---------- SUPPLIED ENTRIES ----------
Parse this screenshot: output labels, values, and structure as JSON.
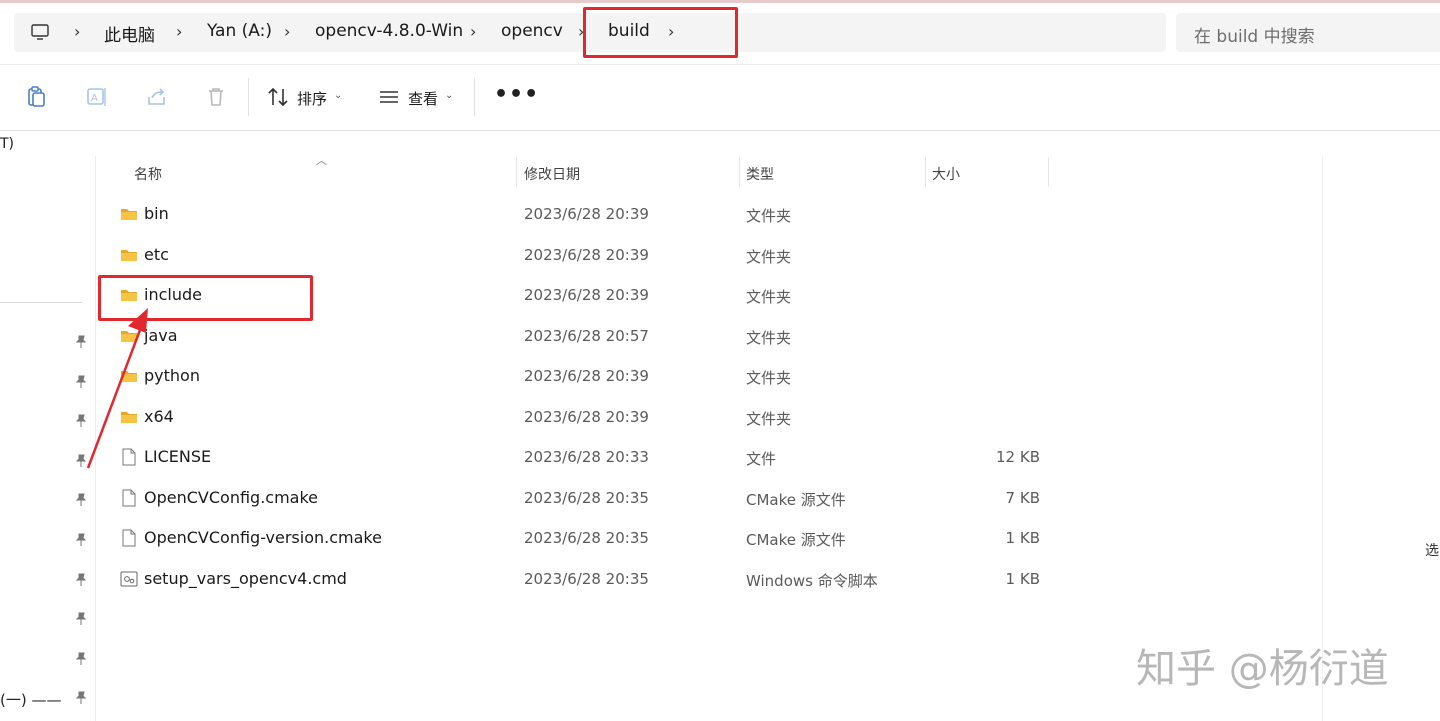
{
  "breadcrumb": {
    "items": [
      "此电脑",
      "Yan (A:)",
      "opencv-4.8.0-Win",
      "opencv",
      "build"
    ],
    "separator": ">"
  },
  "search": {
    "placeholder": "在 build 中搜索"
  },
  "toolbar": {
    "sort_label": "排序",
    "view_label": "查看",
    "more_label": "•••"
  },
  "left_partial_label": "T)",
  "columns": {
    "name": "名称",
    "date": "修改日期",
    "type": "类型",
    "size": "大小"
  },
  "files": [
    {
      "name": "bin",
      "date": "2023/6/28 20:39",
      "type": "文件夹",
      "size": "",
      "icon": "folder-icon"
    },
    {
      "name": "etc",
      "date": "2023/6/28 20:39",
      "type": "文件夹",
      "size": "",
      "icon": "folder-icon"
    },
    {
      "name": "include",
      "date": "2023/6/28 20:39",
      "type": "文件夹",
      "size": "",
      "icon": "folder-icon"
    },
    {
      "name": "java",
      "date": "2023/6/28 20:57",
      "type": "文件夹",
      "size": "",
      "icon": "folder-icon"
    },
    {
      "name": "python",
      "date": "2023/6/28 20:39",
      "type": "文件夹",
      "size": "",
      "icon": "folder-icon"
    },
    {
      "name": "x64",
      "date": "2023/6/28 20:39",
      "type": "文件夹",
      "size": "",
      "icon": "folder-icon"
    },
    {
      "name": "LICENSE",
      "date": "2023/6/28 20:33",
      "type": "文件",
      "size": "12 KB",
      "icon": "file-icon"
    },
    {
      "name": "OpenCVConfig.cmake",
      "date": "2023/6/28 20:35",
      "type": "CMake 源文件",
      "size": "7 KB",
      "icon": "file-icon"
    },
    {
      "name": "OpenCVConfig-version.cmake",
      "date": "2023/6/28 20:35",
      "type": "CMake 源文件",
      "size": "1 KB",
      "icon": "file-icon"
    },
    {
      "name": "setup_vars_opencv4.cmd",
      "date": "2023/6/28 20:35",
      "type": "Windows 命令脚本",
      "size": "1 KB",
      "icon": "script-file-icon"
    }
  ],
  "nav_bottom_text": "(一) ——",
  "right_edge_text": "选",
  "watermark": "知乎 @杨衍道",
  "colors": {
    "annotation": "#e0282e",
    "folder": "#f6c342",
    "folder_dark": "#e3a92a"
  }
}
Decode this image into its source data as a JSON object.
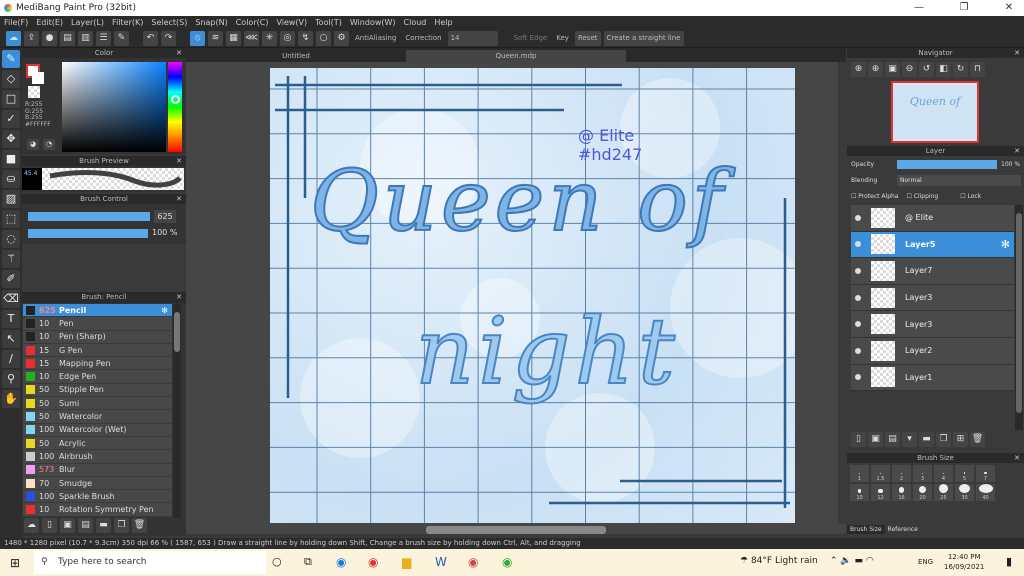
{
  "window": {
    "title": "MediBang Paint Pro (32bit)",
    "minimize": "—",
    "maximize": "❐",
    "close": "✕"
  },
  "menu": [
    "File(F)",
    "Edit(E)",
    "Layer(L)",
    "Filter(K)",
    "Select(S)",
    "Snap(N)",
    "Color(C)",
    "View(V)",
    "Tool(T)",
    "Window(W)",
    "Cloud",
    "Help"
  ],
  "toolbar": {
    "antialiasing": "AntiAliasing",
    "correction_label": "Correction",
    "correction_value": "14",
    "soft_edge": "Soft Edge",
    "key": "Key",
    "reset": "Reset",
    "straight_line": "Create a straight line"
  },
  "tools": [
    "brush",
    "eraser",
    "rectangle",
    "dot",
    "move",
    "fill-rect",
    "bucket",
    "gradient",
    "select",
    "lasso",
    "magic-wand",
    "select-pen",
    "select-eraser",
    "text",
    "operation",
    "divide",
    "eyedropper",
    "hand"
  ],
  "color_panel": {
    "title": "Color",
    "r": "R:255",
    "g": "G:255",
    "b": "B:255",
    "hex": "#FFFFFF"
  },
  "brush_preview": {
    "title": "Brush Preview",
    "size": "45.4"
  },
  "brush_control": {
    "title": "Brush Control",
    "size": "625",
    "opacity": "100 %"
  },
  "brush_list": {
    "title": "Brush: Pencil",
    "items": [
      {
        "size": "625",
        "name": "Pencil",
        "color": "#222222",
        "selected": true
      },
      {
        "size": "10",
        "name": "Pen",
        "color": "#222222"
      },
      {
        "size": "10",
        "name": "Pen (Sharp)",
        "color": "#222222"
      },
      {
        "size": "15",
        "name": "G Pen",
        "color": "#e83030"
      },
      {
        "size": "15",
        "name": "Mapping Pen",
        "color": "#e83030"
      },
      {
        "size": "10",
        "name": "Edge Pen",
        "color": "#22b022"
      },
      {
        "size": "50",
        "name": "Stipple Pen",
        "color": "#e8d820"
      },
      {
        "size": "50",
        "name": "Sumi",
        "color": "#e8d820"
      },
      {
        "size": "50",
        "name": "Watercolor",
        "color": "#7fd8f0"
      },
      {
        "size": "100",
        "name": "Watercolor (Wet)",
        "color": "#7fd8f0"
      },
      {
        "size": "50",
        "name": "Acrylic",
        "color": "#e8d820"
      },
      {
        "size": "100",
        "name": "Airbrush",
        "color": "#cccccc"
      },
      {
        "size": "573",
        "name": "Blur",
        "color": "#f0a0f0"
      },
      {
        "size": "70",
        "name": "Smudge",
        "color": "#fde0c8"
      },
      {
        "size": "100",
        "name": "Sparkle Brush",
        "color": "#2850e8"
      },
      {
        "size": "10",
        "name": "Rotation Symmetry Pen",
        "color": "#e83030"
      }
    ]
  },
  "tabs": [
    "Untitled",
    "Queen.mdp"
  ],
  "artwork": {
    "watermark_line1": "@ Elite",
    "watermark_line2": "#hd247",
    "title_line1": "Queen of",
    "title_line2": "night"
  },
  "navigator": {
    "title": "Navigator"
  },
  "layer_panel": {
    "title": "Layer",
    "opacity_label": "Opacity",
    "opacity_value": "100 %",
    "opacity": 1.0,
    "blending_label": "Blending",
    "blending_value": "Normal",
    "protect_alpha": "Protect Alpha",
    "clipping": "Clipping",
    "lock": "Lock",
    "layers": [
      {
        "name": "@ Elite"
      },
      {
        "name": "Layer5",
        "selected": true
      },
      {
        "name": "Layer7"
      },
      {
        "name": "Layer3"
      },
      {
        "name": "Layer3"
      },
      {
        "name": "Layer2"
      },
      {
        "name": "Layer1"
      }
    ]
  },
  "brush_size": {
    "title": "Brush Size",
    "sizes": [
      "1",
      "1.5",
      "2",
      "3",
      "4",
      "5",
      "7",
      "10",
      "12",
      "16",
      "20",
      "25",
      "30",
      "40"
    ],
    "tabs": [
      "Brush Size",
      "Reference"
    ]
  },
  "status": "1480 * 1280 pixel   (10.7 * 9.3cm)   350 dpi   66 %   ( 1587, 653 )   Draw a straight line by holding down Shift, Change a brush size by holding down Ctrl, Alt, and dragging",
  "taskbar": {
    "search_placeholder": "Type here to search",
    "weather": "84°F  Light rain",
    "lang": "ENG",
    "time": "12:40 PM",
    "date": "16/09/2021"
  },
  "colors": {
    "accent": "#3b8fd8",
    "panel": "#333333"
  }
}
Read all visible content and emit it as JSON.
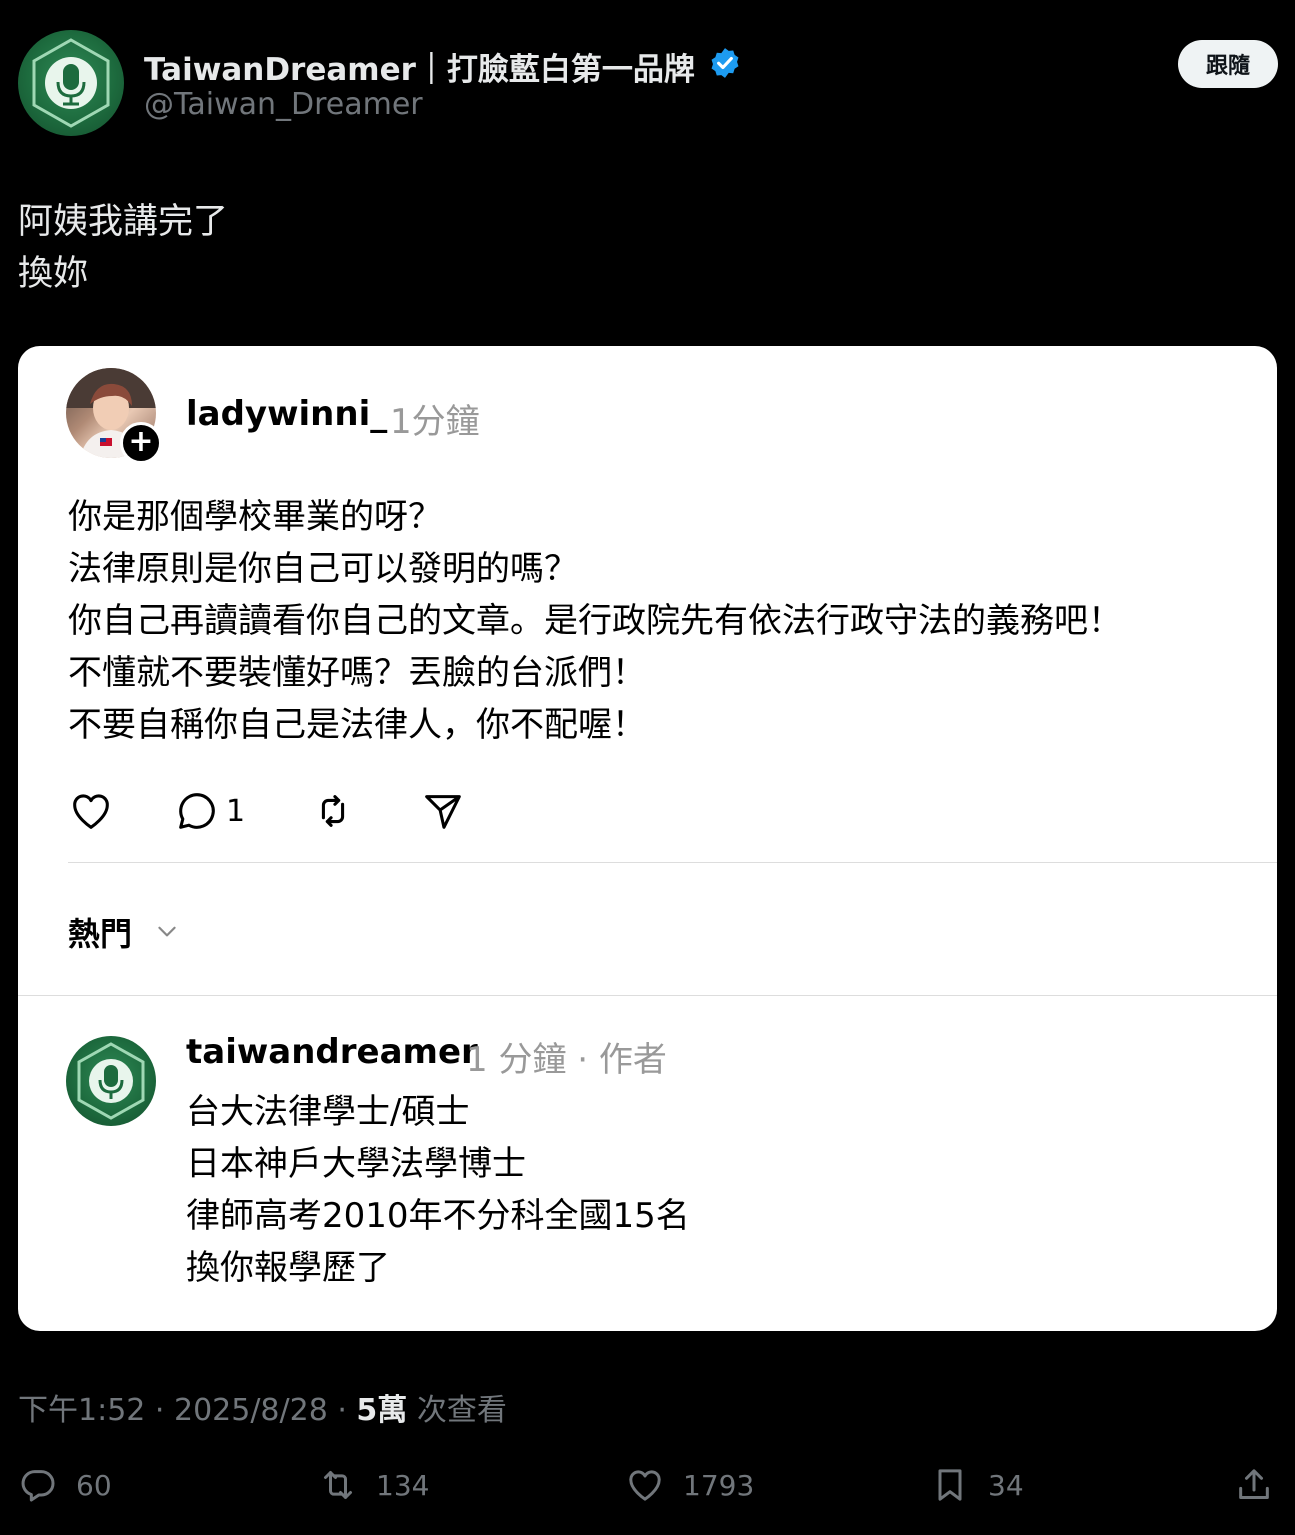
{
  "post": {
    "author_name": "TaiwanDreamer｜打臉藍白第一品牌",
    "author_handle": "@Taiwan_Dreamer",
    "follow_label": "跟隨",
    "text_line1": "阿姨我講完了",
    "text_line2": "換妳"
  },
  "quoted": {
    "username": "ladywinni_",
    "time": "1分鐘",
    "lines": [
      "你是那個學校畢業的呀？",
      "法律原則是你自己可以發明的嗎？",
      "你自己再讀讀看你自己的文章。是行政院先有依法行政守法的義務吧！",
      "不懂就不要裝懂好嗎？丟臉的台派們！",
      "不要自稱你自己是法律人，你不配喔！"
    ],
    "comment_count": "1",
    "sort_label": "熱門",
    "reply": {
      "username": "taiwandreamer",
      "meta": "1 分鐘 · 作者",
      "lines": [
        "台大法律學士/碩士",
        "日本神戶大學法學博士",
        "律師高考2010年不分科全國15名",
        "換你報學歷了"
      ]
    }
  },
  "meta": {
    "time_date": "下午1:52 · 2025/8/28 · ",
    "views_count": "5萬",
    "views_label": " 次查看"
  },
  "stats": {
    "replies": "60",
    "reposts": "134",
    "likes": "1793",
    "bookmarks": "34"
  },
  "icons": {
    "verified": "verified-badge-icon",
    "reply": "reply-icon",
    "repost": "repost-icon",
    "like": "heart-icon",
    "bookmark": "bookmark-icon",
    "share": "share-icon"
  },
  "colors": {
    "background": "#000000",
    "card": "#ffffff",
    "verified": "#1d9bf0",
    "muted": "#71767b",
    "brand_green": "#1d6b3e"
  }
}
----------
**WHAT IS REQUIRED:** Leave the pictures out. Extract exactly the lines running from the one with "Read all visible content and emit it as JSON." through the last entry, both ends included.

**SOLUTION TO THE PROBLEM:**
Read all visible content and emit it as JSON.
{
  "post": {
    "author_name": "TaiwanDreamer｜打臉藍白第一品牌",
    "author_handle": "@Taiwan_Dreamer",
    "follow_label": "跟隨",
    "text_line1": "阿姨我講完了",
    "text_line2": "換妳"
  },
  "quoted": {
    "username": "ladywinni_",
    "time": "1分鐘",
    "lines": [
      "你是那個學校畢業的呀？",
      "法律原則是你自己可以發明的嗎？",
      "你自己再讀讀看你自己的文章。是行政院先有依法行政守法的義務吧！",
      "不懂就不要裝懂好嗎？丟臉的台派們！",
      "不要自稱你自己是法律人，你不配喔！"
    ],
    "comment_count": "1",
    "sort_label": "熱門",
    "reply": {
      "username": "taiwandreamer",
      "meta": "1 分鐘 · 作者",
      "lines": [
        "台大法律學士/碩士",
        "日本神戶大學法學博士",
        "律師高考2010年不分科全國15名",
        "換你報學歷了"
      ]
    }
  },
  "meta": {
    "time_date": "下午1:52 · 2025/8/28 · ",
    "views_count": "5萬",
    "views_label": " 次查看"
  },
  "stats": {
    "replies": "60",
    "reposts": "134",
    "likes": "1793",
    "bookmarks": "34"
  },
  "icons": {
    "verified": "verified-badge-icon",
    "reply": "reply-icon",
    "repost": "repost-icon",
    "like": "heart-icon",
    "bookmark": "bookmark-icon",
    "share": "share-icon"
  },
  "colors": {
    "background": "#000000",
    "card": "#ffffff",
    "verified": "#1d9bf0",
    "muted": "#71767b",
    "brand_green": "#1d6b3e"
  }
}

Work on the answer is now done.